* _What is needed_
Reproduce all the lines below exactly and omit the images.
^^^^^^^^^^^^^^^^
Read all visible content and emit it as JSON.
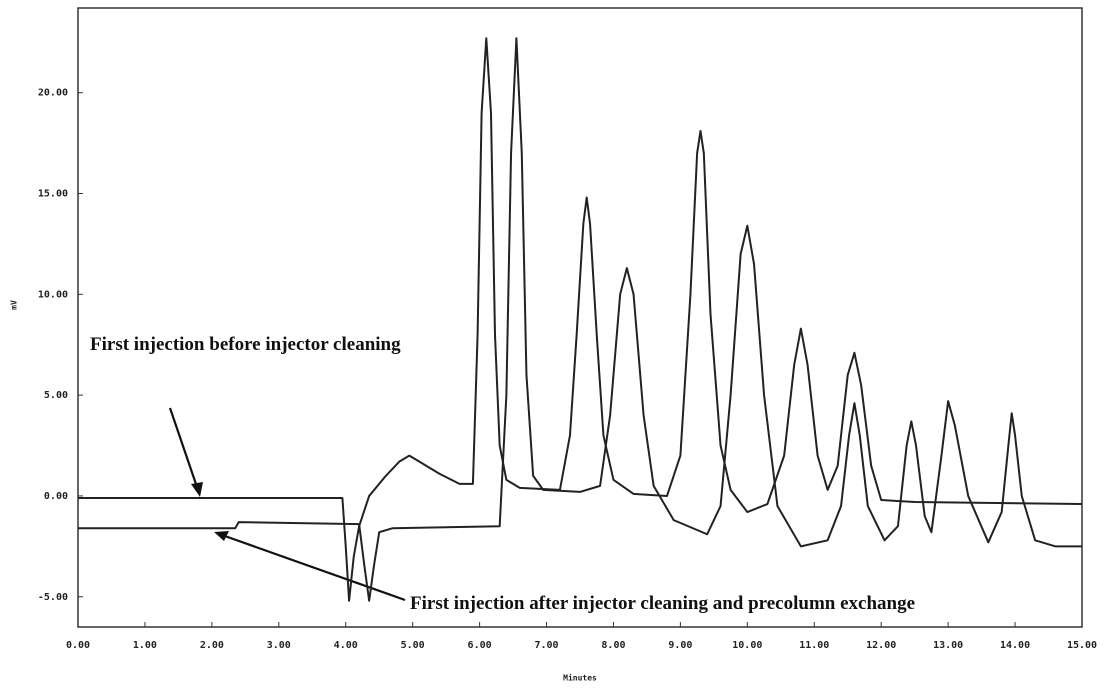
{
  "chart_data": {
    "type": "line",
    "x_label": "Minutes",
    "y_label": "mV",
    "xlim": [
      0,
      15
    ],
    "ylim": [
      -6.5,
      24.2
    ],
    "grid": false,
    "xticks": [
      {
        "value": 0,
        "label": "0.00"
      },
      {
        "value": 1,
        "label": "1.00"
      },
      {
        "value": 2,
        "label": "2.00"
      },
      {
        "value": 3,
        "label": "3.00"
      },
      {
        "value": 4,
        "label": "4.00"
      },
      {
        "value": 5,
        "label": "5.00"
      },
      {
        "value": 6,
        "label": "6.00"
      },
      {
        "value": 7,
        "label": "7.00"
      },
      {
        "value": 8,
        "label": "8.00"
      },
      {
        "value": 9,
        "label": "9.00"
      },
      {
        "value": 10,
        "label": "10.00"
      },
      {
        "value": 11,
        "label": "11.00"
      },
      {
        "value": 12,
        "label": "12.00"
      },
      {
        "value": 13,
        "label": "13.00"
      },
      {
        "value": 14,
        "label": "14.00"
      },
      {
        "value": 15,
        "label": "15.00"
      }
    ],
    "yticks": [
      {
        "value": -5,
        "label": "-5.00"
      },
      {
        "value": 0,
        "label": "0.00"
      },
      {
        "value": 5,
        "label": "5.00"
      },
      {
        "value": 10,
        "label": "10.00"
      },
      {
        "value": 15,
        "label": "15.00"
      },
      {
        "value": 20,
        "label": "20.00"
      }
    ],
    "series": [
      {
        "name": "First injection before injector cleaning",
        "color": "#222222",
        "x": [
          0,
          3.95,
          4.0,
          4.05,
          4.12,
          4.2,
          4.35,
          4.6,
          4.8,
          4.95,
          5.1,
          5.4,
          5.7,
          5.9,
          5.97,
          6.03,
          6.1,
          6.17,
          6.23,
          6.3,
          6.4,
          6.6,
          7.2,
          7.35,
          7.45,
          7.55,
          7.6,
          7.65,
          7.75,
          7.85,
          8.0,
          8.3,
          8.8,
          9.0,
          9.15,
          9.25,
          9.3,
          9.35,
          9.45,
          9.6,
          9.75,
          10.0,
          10.3,
          10.55,
          10.7,
          10.8,
          10.9,
          11.05,
          11.2,
          11.35,
          11.5,
          11.6,
          11.7,
          11.85,
          12.0,
          12.5,
          15.0
        ],
        "values": [
          -0.1,
          -0.1,
          -2.5,
          -5.2,
          -3.0,
          -1.5,
          0.0,
          1.0,
          1.7,
          2.0,
          1.7,
          1.1,
          0.6,
          0.6,
          8,
          19,
          22.7,
          19,
          8,
          2.5,
          0.8,
          0.4,
          0.3,
          3,
          8,
          13.5,
          14.8,
          13.5,
          8,
          3,
          0.8,
          0.1,
          0.0,
          2,
          10,
          17,
          18.1,
          17,
          9,
          2.5,
          0.3,
          -0.8,
          -0.4,
          2,
          6.5,
          8.3,
          6.5,
          2,
          0.3,
          1.5,
          6,
          7.1,
          5.5,
          1.5,
          -0.2,
          -0.3,
          -0.4
        ]
      },
      {
        "name": "First injection after injector cleaning and precolumn exchange",
        "color": "#222222",
        "x": [
          0,
          2.35,
          2.4,
          4.2,
          4.28,
          4.35,
          4.42,
          4.5,
          4.7,
          6.3,
          6.4,
          6.47,
          6.55,
          6.63,
          6.7,
          6.8,
          6.95,
          7.5,
          7.8,
          7.95,
          8.1,
          8.2,
          8.3,
          8.45,
          8.6,
          8.9,
          9.4,
          9.6,
          9.75,
          9.9,
          10.0,
          10.1,
          10.25,
          10.45,
          10.8,
          11.2,
          11.4,
          11.52,
          11.6,
          11.68,
          11.8,
          12.05,
          12.25,
          12.38,
          12.45,
          12.52,
          12.65,
          12.75,
          12.9,
          13.0,
          13.1,
          13.3,
          13.6,
          13.8,
          13.9,
          13.95,
          14.0,
          14.1,
          14.3,
          14.6,
          15.0
        ],
        "values": [
          -1.6,
          -1.6,
          -1.3,
          -1.4,
          -3.5,
          -5.2,
          -3.5,
          -1.8,
          -1.6,
          -1.5,
          5,
          17,
          22.7,
          17,
          6,
          1.0,
          0.3,
          0.2,
          0.5,
          4,
          10,
          11.3,
          10,
          4,
          0.5,
          -1.2,
          -1.9,
          -0.5,
          5,
          12,
          13.4,
          11.5,
          5,
          -0.5,
          -2.5,
          -2.2,
          -0.5,
          3,
          4.6,
          3,
          -0.5,
          -2.2,
          -1.5,
          2.5,
          3.7,
          2.5,
          -1.0,
          -1.8,
          2,
          4.7,
          3.5,
          0,
          -2.3,
          -0.8,
          2.5,
          4.1,
          3,
          0,
          -2.2,
          -2.5,
          -2.5
        ]
      }
    ]
  }
}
^^^^^^^^^^^^^^^^
* _Expected answer_
Read all visible content and emit it as JSON.
{
  "chart_data": {
    "type": "line",
    "x_label": "Minutes",
    "y_label": "mV",
    "xlim": [
      0,
      15
    ],
    "ylim": [
      -6.5,
      24.2
    ],
    "grid": false,
    "xticks": [
      {
        "value": 0,
        "label": "0.00"
      },
      {
        "value": 1,
        "label": "1.00"
      },
      {
        "value": 2,
        "label": "2.00"
      },
      {
        "value": 3,
        "label": "3.00"
      },
      {
        "value": 4,
        "label": "4.00"
      },
      {
        "value": 5,
        "label": "5.00"
      },
      {
        "value": 6,
        "label": "6.00"
      },
      {
        "value": 7,
        "label": "7.00"
      },
      {
        "value": 8,
        "label": "8.00"
      },
      {
        "value": 9,
        "label": "9.00"
      },
      {
        "value": 10,
        "label": "10.00"
      },
      {
        "value": 11,
        "label": "11.00"
      },
      {
        "value": 12,
        "label": "12.00"
      },
      {
        "value": 13,
        "label": "13.00"
      },
      {
        "value": 14,
        "label": "14.00"
      },
      {
        "value": 15,
        "label": "15.00"
      }
    ],
    "yticks": [
      {
        "value": -5,
        "label": "-5.00"
      },
      {
        "value": 0,
        "label": "0.00"
      },
      {
        "value": 5,
        "label": "5.00"
      },
      {
        "value": 10,
        "label": "10.00"
      },
      {
        "value": 15,
        "label": "15.00"
      },
      {
        "value": 20,
        "label": "20.00"
      }
    ],
    "series": [
      {
        "name": "First injection before injector cleaning",
        "color": "#222222",
        "x": [
          0,
          3.95,
          4.0,
          4.05,
          4.12,
          4.2,
          4.35,
          4.6,
          4.8,
          4.95,
          5.1,
          5.4,
          5.7,
          5.9,
          5.97,
          6.03,
          6.1,
          6.17,
          6.23,
          6.3,
          6.4,
          6.6,
          7.2,
          7.35,
          7.45,
          7.55,
          7.6,
          7.65,
          7.75,
          7.85,
          8.0,
          8.3,
          8.8,
          9.0,
          9.15,
          9.25,
          9.3,
          9.35,
          9.45,
          9.6,
          9.75,
          10.0,
          10.3,
          10.55,
          10.7,
          10.8,
          10.9,
          11.05,
          11.2,
          11.35,
          11.5,
          11.6,
          11.7,
          11.85,
          12.0,
          12.5,
          15.0
        ],
        "values": [
          -0.1,
          -0.1,
          -2.5,
          -5.2,
          -3.0,
          -1.5,
          0.0,
          1.0,
          1.7,
          2.0,
          1.7,
          1.1,
          0.6,
          0.6,
          8,
          19,
          22.7,
          19,
          8,
          2.5,
          0.8,
          0.4,
          0.3,
          3,
          8,
          13.5,
          14.8,
          13.5,
          8,
          3,
          0.8,
          0.1,
          0.0,
          2,
          10,
          17,
          18.1,
          17,
          9,
          2.5,
          0.3,
          -0.8,
          -0.4,
          2,
          6.5,
          8.3,
          6.5,
          2,
          0.3,
          1.5,
          6,
          7.1,
          5.5,
          1.5,
          -0.2,
          -0.3,
          -0.4
        ]
      },
      {
        "name": "First injection after injector cleaning and precolumn exchange",
        "color": "#222222",
        "x": [
          0,
          2.35,
          2.4,
          4.2,
          4.28,
          4.35,
          4.42,
          4.5,
          4.7,
          6.3,
          6.4,
          6.47,
          6.55,
          6.63,
          6.7,
          6.8,
          6.95,
          7.5,
          7.8,
          7.95,
          8.1,
          8.2,
          8.3,
          8.45,
          8.6,
          8.9,
          9.4,
          9.6,
          9.75,
          9.9,
          10.0,
          10.1,
          10.25,
          10.45,
          10.8,
          11.2,
          11.4,
          11.52,
          11.6,
          11.68,
          11.8,
          12.05,
          12.25,
          12.38,
          12.45,
          12.52,
          12.65,
          12.75,
          12.9,
          13.0,
          13.1,
          13.3,
          13.6,
          13.8,
          13.9,
          13.95,
          14.0,
          14.1,
          14.3,
          14.6,
          15.0
        ],
        "values": [
          -1.6,
          -1.6,
          -1.3,
          -1.4,
          -3.5,
          -5.2,
          -3.5,
          -1.8,
          -1.6,
          -1.5,
          5,
          17,
          22.7,
          17,
          6,
          1.0,
          0.3,
          0.2,
          0.5,
          4,
          10,
          11.3,
          10,
          4,
          0.5,
          -1.2,
          -1.9,
          -0.5,
          5,
          12,
          13.4,
          11.5,
          5,
          -0.5,
          -2.5,
          -2.2,
          -0.5,
          3,
          4.6,
          3,
          -0.5,
          -2.2,
          -1.5,
          2.5,
          3.7,
          2.5,
          -1.0,
          -1.8,
          2,
          4.7,
          3.5,
          0,
          -2.3,
          -0.8,
          2.5,
          4.1,
          3,
          0,
          -2.2,
          -2.5,
          -2.5
        ]
      }
    ]
  }
}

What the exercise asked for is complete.